Dataset entries
=-=-=
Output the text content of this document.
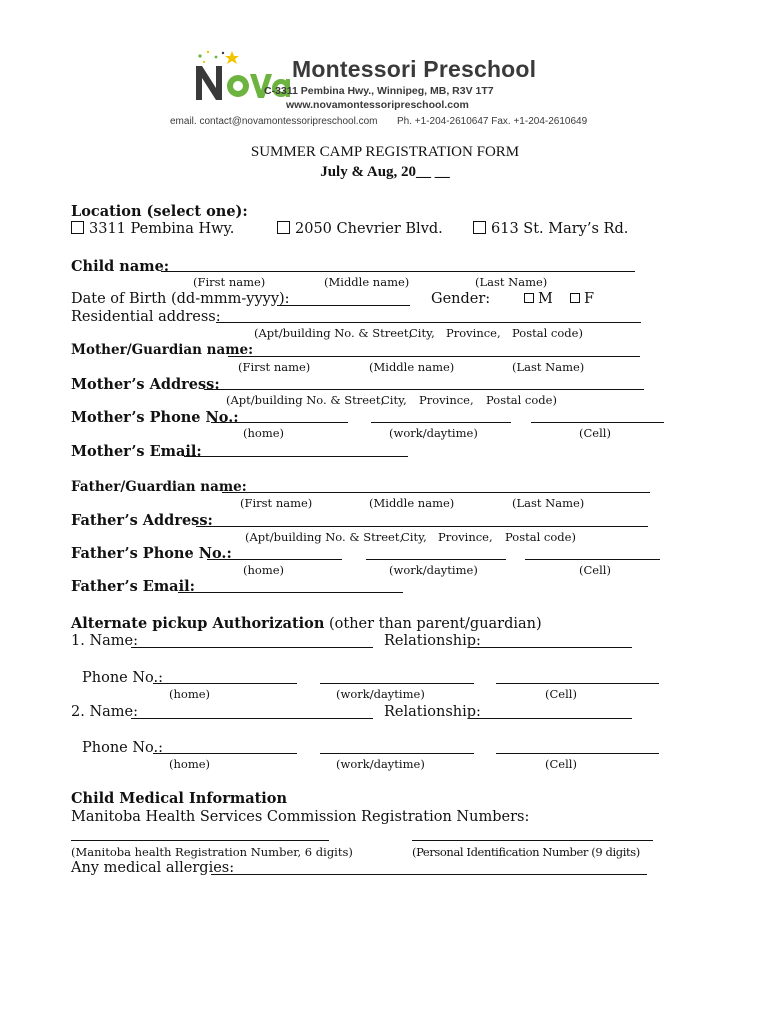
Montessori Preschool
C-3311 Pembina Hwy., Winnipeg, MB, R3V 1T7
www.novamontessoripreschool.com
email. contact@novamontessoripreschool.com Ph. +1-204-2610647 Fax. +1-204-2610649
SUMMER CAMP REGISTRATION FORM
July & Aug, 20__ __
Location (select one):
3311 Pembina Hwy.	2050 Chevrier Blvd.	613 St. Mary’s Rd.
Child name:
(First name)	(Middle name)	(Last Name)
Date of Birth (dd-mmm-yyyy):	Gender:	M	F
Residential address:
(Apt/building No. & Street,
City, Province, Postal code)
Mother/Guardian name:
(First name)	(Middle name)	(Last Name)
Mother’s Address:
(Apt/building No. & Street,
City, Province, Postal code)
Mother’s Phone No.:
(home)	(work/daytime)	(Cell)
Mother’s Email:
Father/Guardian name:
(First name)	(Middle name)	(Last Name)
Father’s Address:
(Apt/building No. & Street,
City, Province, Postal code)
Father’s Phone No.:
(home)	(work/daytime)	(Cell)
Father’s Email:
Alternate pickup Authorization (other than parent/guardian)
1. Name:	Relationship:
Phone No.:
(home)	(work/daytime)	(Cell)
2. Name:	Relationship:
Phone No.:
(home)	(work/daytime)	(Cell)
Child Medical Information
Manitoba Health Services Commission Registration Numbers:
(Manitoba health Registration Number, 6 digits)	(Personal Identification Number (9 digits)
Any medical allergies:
=-=-=
Which lines in the data above contain "Manitoba"? Show each one.

## FINAL RESULT
Manitoba Health Services Commission Registration Numbers:
(Manitoba health Registration Number, 6 digits)	(Personal Identification Number (9 digits)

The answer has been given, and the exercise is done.